* _What is being asked_
Every record here should be printed again exactly.

═════ Provided records ═════

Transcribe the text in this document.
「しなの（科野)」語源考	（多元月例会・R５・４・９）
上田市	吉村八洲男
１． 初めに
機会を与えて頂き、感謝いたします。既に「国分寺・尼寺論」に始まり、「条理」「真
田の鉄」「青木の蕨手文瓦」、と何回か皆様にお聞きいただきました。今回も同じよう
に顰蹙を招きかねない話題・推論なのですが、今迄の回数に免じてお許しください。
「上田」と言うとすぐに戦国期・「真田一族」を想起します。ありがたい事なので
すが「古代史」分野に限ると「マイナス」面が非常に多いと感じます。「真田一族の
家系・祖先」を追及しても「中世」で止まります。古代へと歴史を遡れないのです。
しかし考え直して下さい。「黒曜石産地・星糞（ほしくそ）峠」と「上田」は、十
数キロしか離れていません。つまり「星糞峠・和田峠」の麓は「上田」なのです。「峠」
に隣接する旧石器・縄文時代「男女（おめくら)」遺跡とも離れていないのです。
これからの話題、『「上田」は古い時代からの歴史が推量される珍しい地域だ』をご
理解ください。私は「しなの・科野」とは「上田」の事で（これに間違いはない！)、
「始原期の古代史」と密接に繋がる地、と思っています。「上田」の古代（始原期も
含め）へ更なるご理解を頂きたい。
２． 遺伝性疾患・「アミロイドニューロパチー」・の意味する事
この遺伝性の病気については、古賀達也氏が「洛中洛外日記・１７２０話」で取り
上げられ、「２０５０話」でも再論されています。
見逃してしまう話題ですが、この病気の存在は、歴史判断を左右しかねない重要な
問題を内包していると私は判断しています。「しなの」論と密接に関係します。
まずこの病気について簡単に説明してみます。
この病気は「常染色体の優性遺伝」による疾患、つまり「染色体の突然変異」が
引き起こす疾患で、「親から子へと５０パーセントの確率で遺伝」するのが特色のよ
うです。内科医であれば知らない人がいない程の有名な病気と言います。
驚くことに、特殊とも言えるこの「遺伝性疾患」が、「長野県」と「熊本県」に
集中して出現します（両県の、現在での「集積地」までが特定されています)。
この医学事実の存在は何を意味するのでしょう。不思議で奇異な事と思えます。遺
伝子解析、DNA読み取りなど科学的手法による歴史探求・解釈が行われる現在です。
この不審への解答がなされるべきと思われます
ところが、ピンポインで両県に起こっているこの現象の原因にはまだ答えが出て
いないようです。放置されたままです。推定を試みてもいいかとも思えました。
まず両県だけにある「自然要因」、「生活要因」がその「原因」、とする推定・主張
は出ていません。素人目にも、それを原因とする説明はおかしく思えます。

═════

* _Reply to the task_
Transcribe the text in this document.
「しなの（科野)」語源考	（多元月例会・R５・４・９）
上田市	吉村八洲男
１． 初めに
機会を与えて頂き、感謝いたします。既に「国分寺・尼寺論」に始まり、「条理」「真
田の鉄」「青木の蕨手文瓦」、と何回か皆様にお聞きいただきました。今回も同じよう
に顰蹙を招きかねない話題・推論なのですが、今迄の回数に免じてお許しください。
「上田」と言うとすぐに戦国期・「真田一族」を想起します。ありがたい事なので
すが「古代史」分野に限ると「マイナス」面が非常に多いと感じます。「真田一族の
家系・祖先」を追及しても「中世」で止まります。古代へと歴史を遡れないのです。
しかし考え直して下さい。「黒曜石産地・星糞（ほしくそ）峠」と「上田」は、十
数キロしか離れていません。つまり「星糞峠・和田峠」の麓は「上田」なのです。「峠」
に隣接する旧石器・縄文時代「男女（おめくら)」遺跡とも離れていないのです。
これからの話題、『「上田」は古い時代からの歴史が推量される珍しい地域だ』をご
理解ください。私は「しなの・科野」とは「上田」の事で（これに間違いはない！)、
「始原期の古代史」と密接に繋がる地、と思っています。「上田」の古代（始原期も
含め）へ更なるご理解を頂きたい。
２． 遺伝性疾患・「アミロイドニューロパチー」・の意味する事
この遺伝性の病気については、古賀達也氏が「洛中洛外日記・１７２０話」で取り
上げられ、「２０５０話」でも再論されています。
見逃してしまう話題ですが、この病気の存在は、歴史判断を左右しかねない重要な
問題を内包していると私は判断しています。「しなの」論と密接に関係します。
まずこの病気について簡単に説明してみます。
この病気は「常染色体の優性遺伝」による疾患、つまり「染色体の突然変異」が
引き起こす疾患で、「親から子へと５０パーセントの確率で遺伝」するのが特色のよ
うです。内科医であれば知らない人がいない程の有名な病気と言います。
驚くことに、特殊とも言えるこの「遺伝性疾患」が、「長野県」と「熊本県」に
集中して出現します（両県の、現在での「集積地」までが特定されています)。
この医学事実の存在は何を意味するのでしょう。不思議で奇異な事と思えます。遺
伝子解析、DNA読み取りなど科学的手法による歴史探求・解釈が行われる現在です。
この不審への解答がなされるべきと思われます
ところが、ピンポインで両県に起こっているこの現象の原因にはまだ答えが出て
いないようです。放置されたままです。推定を試みてもいいかとも思えました。
まず両県だけにある「自然要因」、「生活要因」がその「原因」、とする推定・主張
は出ていません。素人目にも、それを原因とする説明はおかしく思えます。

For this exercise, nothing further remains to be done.